___ LISTED ENTRIES ___
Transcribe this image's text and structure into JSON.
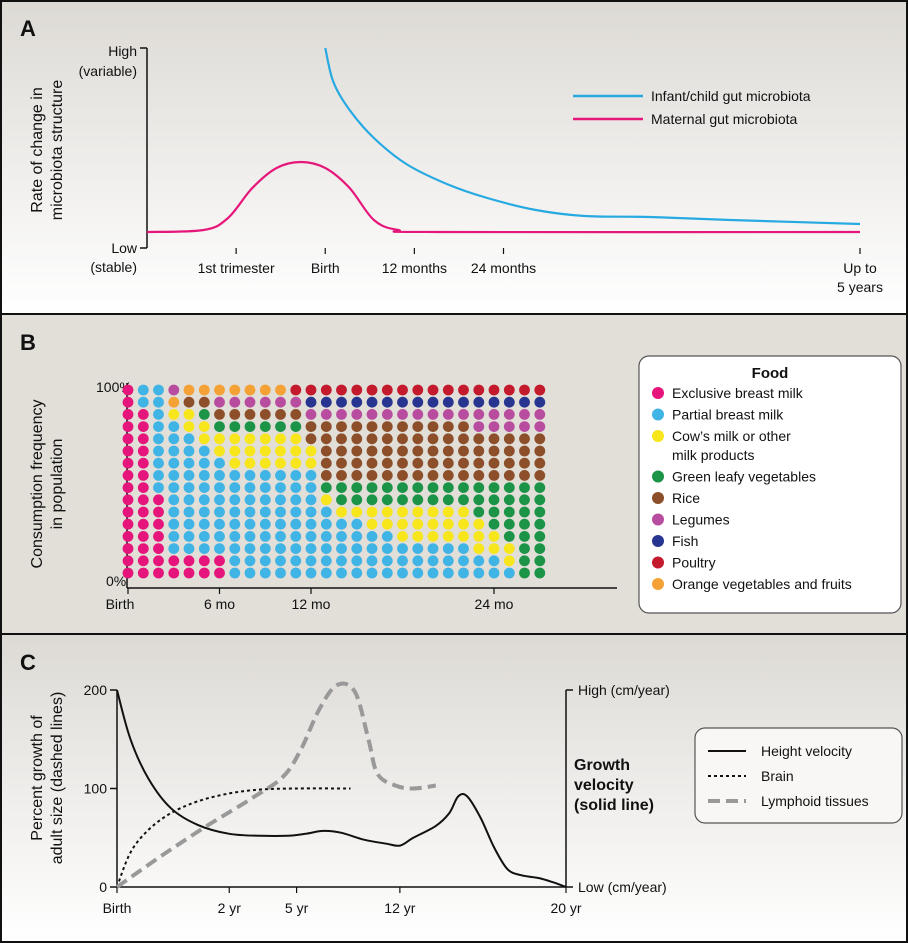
{
  "panels": {
    "a": "A",
    "b": "B",
    "c": "C"
  },
  "chart_data": [
    {
      "panel": "A",
      "type": "line",
      "ylabel": [
        "Rate of change in",
        "microbiota structure"
      ],
      "yticks": {
        "high": [
          "High",
          "(variable)"
        ],
        "low": [
          "Low",
          "(stable)"
        ]
      },
      "xticks": [
        {
          "t": "1st trimester",
          "x": -0.55
        },
        {
          "t": "Birth",
          "x": 0
        },
        {
          "t": "12 months",
          "x": 0.55
        },
        {
          "t": "24 months",
          "x": 1.1
        },
        {
          "t": "Up to",
          "t2": "5 years",
          "x": 3.3
        }
      ],
      "xlim": [
        -1.1,
        3.3
      ],
      "ylim": [
        0,
        1
      ],
      "series": [
        {
          "name": "Infant/child gut microbiota",
          "color": "#27a9e1",
          "points": [
            [
              0,
              1.0
            ],
            [
              0.05,
              0.83
            ],
            [
              0.15,
              0.69
            ],
            [
              0.3,
              0.55
            ],
            [
              0.5,
              0.42
            ],
            [
              0.75,
              0.32
            ],
            [
              1.0,
              0.25
            ],
            [
              1.3,
              0.19
            ],
            [
              1.6,
              0.16
            ],
            [
              2.0,
              0.155
            ],
            [
              2.5,
              0.14
            ],
            [
              3.3,
              0.12
            ]
          ]
        },
        {
          "name": "Maternal gut microbiota",
          "color": "#e6177a",
          "points": [
            [
              -1.1,
              0.08
            ],
            [
              -0.75,
              0.09
            ],
            [
              -0.6,
              0.15
            ],
            [
              -0.45,
              0.3
            ],
            [
              -0.3,
              0.4
            ],
            [
              -0.15,
              0.43
            ],
            [
              0,
              0.4
            ],
            [
              0.15,
              0.3
            ],
            [
              0.3,
              0.14
            ],
            [
              0.45,
              0.09
            ],
            [
              0.7,
              0.08
            ],
            [
              3.3,
              0.08
            ]
          ]
        }
      ]
    },
    {
      "panel": "B",
      "type": "heatmap",
      "ylabel": [
        "Consumption frequency",
        "in population"
      ],
      "yticks": [
        "100%",
        "0%"
      ],
      "xticks": [
        {
          "t": "Birth",
          "c": 0
        },
        {
          "t": "6 mo",
          "c": 6
        },
        {
          "t": "12 mo",
          "c": 12
        },
        {
          "t": "24 mo",
          "c": 24
        }
      ],
      "columns": 28,
      "rows": 16,
      "legend_title": "Food",
      "foods": [
        {
          "name": "Exclusive breast milk",
          "color": "#e5157b"
        },
        {
          "name": "Partial breast milk",
          "color": "#40b4e5"
        },
        {
          "name": "Cow’s milk or other",
          "name2": "milk products",
          "color": "#f6e61b"
        },
        {
          "name": "Green leafy vegetables",
          "color": "#1b9447"
        },
        {
          "name": "Rice",
          "color": "#8c4f2a"
        },
        {
          "name": "Legumes",
          "color": "#b84da0"
        },
        {
          "name": "Fish",
          "color": "#273590"
        },
        {
          "name": "Poultry",
          "color": "#c41a2d"
        },
        {
          "name": "Orange vegetables and fruits",
          "color": "#f4a235"
        }
      ],
      "cells_by_column_bottom_to_top": [
        [
          [
            0,
            16
          ]
        ],
        [
          [
            0,
            14
          ],
          [
            1,
            2
          ]
        ],
        [
          [
            0,
            7
          ],
          [
            1,
            9
          ]
        ],
        [
          [
            0,
            2
          ],
          [
            1,
            11
          ],
          [
            2,
            1
          ],
          [
            8,
            1
          ],
          [
            5,
            1
          ]
        ],
        [
          [
            0,
            2
          ],
          [
            1,
            10
          ],
          [
            2,
            2
          ],
          [
            4,
            1
          ],
          [
            8,
            1
          ]
        ],
        [
          [
            0,
            2
          ],
          [
            1,
            9
          ],
          [
            2,
            2
          ],
          [
            3,
            1
          ],
          [
            4,
            1
          ],
          [
            8,
            1
          ]
        ],
        [
          [
            0,
            2
          ],
          [
            1,
            8
          ],
          [
            2,
            2
          ],
          [
            3,
            1
          ],
          [
            4,
            1
          ],
          [
            5,
            1
          ],
          [
            8,
            1
          ]
        ],
        [
          [
            1,
            9
          ],
          [
            2,
            3
          ],
          [
            3,
            1
          ],
          [
            4,
            1
          ],
          [
            5,
            1
          ],
          [
            8,
            1
          ]
        ],
        [
          [
            1,
            9
          ],
          [
            2,
            3
          ],
          [
            3,
            1
          ],
          [
            4,
            1
          ],
          [
            5,
            1
          ],
          [
            8,
            1
          ]
        ],
        [
          [
            1,
            9
          ],
          [
            2,
            3
          ],
          [
            3,
            1
          ],
          [
            4,
            1
          ],
          [
            5,
            1
          ],
          [
            8,
            1
          ]
        ],
        [
          [
            1,
            9
          ],
          [
            2,
            3
          ],
          [
            3,
            1
          ],
          [
            4,
            1
          ],
          [
            5,
            1
          ],
          [
            8,
            1
          ]
        ],
        [
          [
            1,
            9
          ],
          [
            2,
            3
          ],
          [
            3,
            1
          ],
          [
            4,
            1
          ],
          [
            5,
            1
          ],
          [
            7,
            1
          ]
        ],
        [
          [
            1,
            9
          ],
          [
            2,
            2
          ],
          [
            4,
            2
          ],
          [
            5,
            1
          ],
          [
            6,
            1
          ],
          [
            7,
            1
          ]
        ],
        [
          [
            1,
            6
          ],
          [
            2,
            1
          ],
          [
            3,
            1
          ],
          [
            4,
            5
          ],
          [
            5,
            1
          ],
          [
            6,
            1
          ],
          [
            7,
            1
          ]
        ],
        [
          [
            1,
            5
          ],
          [
            2,
            1
          ],
          [
            3,
            2
          ],
          [
            4,
            5
          ],
          [
            5,
            1
          ],
          [
            6,
            1
          ],
          [
            7,
            1
          ]
        ],
        [
          [
            1,
            5
          ],
          [
            2,
            1
          ],
          [
            3,
            2
          ],
          [
            4,
            5
          ],
          [
            5,
            1
          ],
          [
            6,
            1
          ],
          [
            7,
            1
          ]
        ],
        [
          [
            1,
            4
          ],
          [
            2,
            2
          ],
          [
            3,
            2
          ],
          [
            4,
            5
          ],
          [
            5,
            1
          ],
          [
            6,
            1
          ],
          [
            7,
            1
          ]
        ],
        [
          [
            1,
            4
          ],
          [
            2,
            2
          ],
          [
            3,
            2
          ],
          [
            4,
            5
          ],
          [
            5,
            1
          ],
          [
            6,
            1
          ],
          [
            7,
            1
          ]
        ],
        [
          [
            1,
            3
          ],
          [
            2,
            3
          ],
          [
            3,
            2
          ],
          [
            4,
            5
          ],
          [
            5,
            1
          ],
          [
            6,
            1
          ],
          [
            7,
            1
          ]
        ],
        [
          [
            1,
            3
          ],
          [
            2,
            3
          ],
          [
            3,
            2
          ],
          [
            4,
            5
          ],
          [
            5,
            1
          ],
          [
            6,
            1
          ],
          [
            7,
            1
          ]
        ],
        [
          [
            1,
            3
          ],
          [
            2,
            3
          ],
          [
            3,
            2
          ],
          [
            4,
            5
          ],
          [
            5,
            1
          ],
          [
            6,
            1
          ],
          [
            7,
            1
          ]
        ],
        [
          [
            1,
            3
          ],
          [
            2,
            3
          ],
          [
            3,
            2
          ],
          [
            4,
            5
          ],
          [
            5,
            1
          ],
          [
            6,
            1
          ],
          [
            7,
            1
          ]
        ],
        [
          [
            1,
            3
          ],
          [
            2,
            3
          ],
          [
            3,
            2
          ],
          [
            4,
            5
          ],
          [
            5,
            1
          ],
          [
            6,
            1
          ],
          [
            7,
            1
          ]
        ],
        [
          [
            1,
            2
          ],
          [
            2,
            3
          ],
          [
            3,
            3
          ],
          [
            4,
            4
          ],
          [
            5,
            2
          ],
          [
            6,
            1
          ],
          [
            7,
            1
          ]
        ],
        [
          [
            1,
            2
          ],
          [
            2,
            2
          ],
          [
            3,
            4
          ],
          [
            4,
            4
          ],
          [
            5,
            2
          ],
          [
            6,
            1
          ],
          [
            7,
            1
          ]
        ],
        [
          [
            1,
            1
          ],
          [
            2,
            2
          ],
          [
            3,
            5
          ],
          [
            4,
            4
          ],
          [
            5,
            2
          ],
          [
            6,
            1
          ],
          [
            7,
            1
          ]
        ],
        [
          [
            3,
            8
          ],
          [
            4,
            4
          ],
          [
            5,
            2
          ],
          [
            6,
            1
          ],
          [
            7,
            1
          ]
        ],
        [
          [
            3,
            8
          ],
          [
            4,
            4
          ],
          [
            5,
            2
          ],
          [
            6,
            1
          ],
          [
            7,
            1
          ]
        ]
      ]
    },
    {
      "panel": "C",
      "type": "line",
      "ylabel": [
        "Percent growth of",
        "adult size (dashed lines)"
      ],
      "yticks": [
        0,
        100,
        200
      ],
      "ylim": [
        0,
        200
      ],
      "y2label": [
        "Growth",
        "velocity",
        "(solid line)"
      ],
      "y2ticks": {
        "high": "High (cm/year)",
        "low": "Low (cm/year)"
      },
      "xticks": [
        {
          "t": "Birth",
          "x": 0
        },
        {
          "t": "2 yr",
          "x": 0.25
        },
        {
          "t": "5 yr",
          "x": 0.4
        },
        {
          "t": "12 yr",
          "x": 0.63
        },
        {
          "t": "20 yr",
          "x": 1
        }
      ],
      "xlim": [
        0,
        1
      ],
      "series": [
        {
          "name": "Height velocity",
          "style": "solid",
          "points": [
            [
              0,
              200
            ],
            [
              0.03,
              150
            ],
            [
              0.07,
              110
            ],
            [
              0.12,
              80
            ],
            [
              0.18,
              63
            ],
            [
              0.25,
              54
            ],
            [
              0.32,
              52
            ],
            [
              0.38,
              52
            ],
            [
              0.42,
              54
            ],
            [
              0.46,
              57
            ],
            [
              0.5,
              55
            ],
            [
              0.55,
              48
            ],
            [
              0.6,
              44
            ],
            [
              0.63,
              42
            ],
            [
              0.66,
              50
            ],
            [
              0.71,
              62
            ],
            [
              0.74,
              75
            ],
            [
              0.76,
              92
            ],
            [
              0.78,
              92
            ],
            [
              0.81,
              70
            ],
            [
              0.84,
              40
            ],
            [
              0.87,
              18
            ],
            [
              0.9,
              12
            ],
            [
              0.94,
              9
            ],
            [
              0.97,
              5
            ],
            [
              1,
              0
            ]
          ]
        },
        {
          "name": "Brain",
          "style": "dotted",
          "points": [
            [
              0,
              0
            ],
            [
              0.03,
              35
            ],
            [
              0.07,
              58
            ],
            [
              0.12,
              75
            ],
            [
              0.18,
              87
            ],
            [
              0.25,
              95
            ],
            [
              0.32,
              99
            ],
            [
              0.4,
              100
            ],
            [
              0.52,
              100
            ]
          ]
        },
        {
          "name": "Lymphoid tissues",
          "style": "dashed",
          "points": [
            [
              0,
              0
            ],
            [
              0.1,
              32
            ],
            [
              0.2,
              62
            ],
            [
              0.3,
              90
            ],
            [
              0.37,
              112
            ],
            [
              0.41,
              140
            ],
            [
              0.45,
              180
            ],
            [
              0.49,
              205
            ],
            [
              0.53,
              198
            ],
            [
              0.56,
              150
            ],
            [
              0.58,
              115
            ],
            [
              0.62,
              103
            ],
            [
              0.66,
              100
            ],
            [
              0.71,
              103
            ]
          ]
        }
      ]
    }
  ]
}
___
Gather each line in the entries above where the string "microbiota" is found.

        "microbiota structure"
          "name": "Infant/child gut microbiota",
          "name": "Maternal gut microbiota",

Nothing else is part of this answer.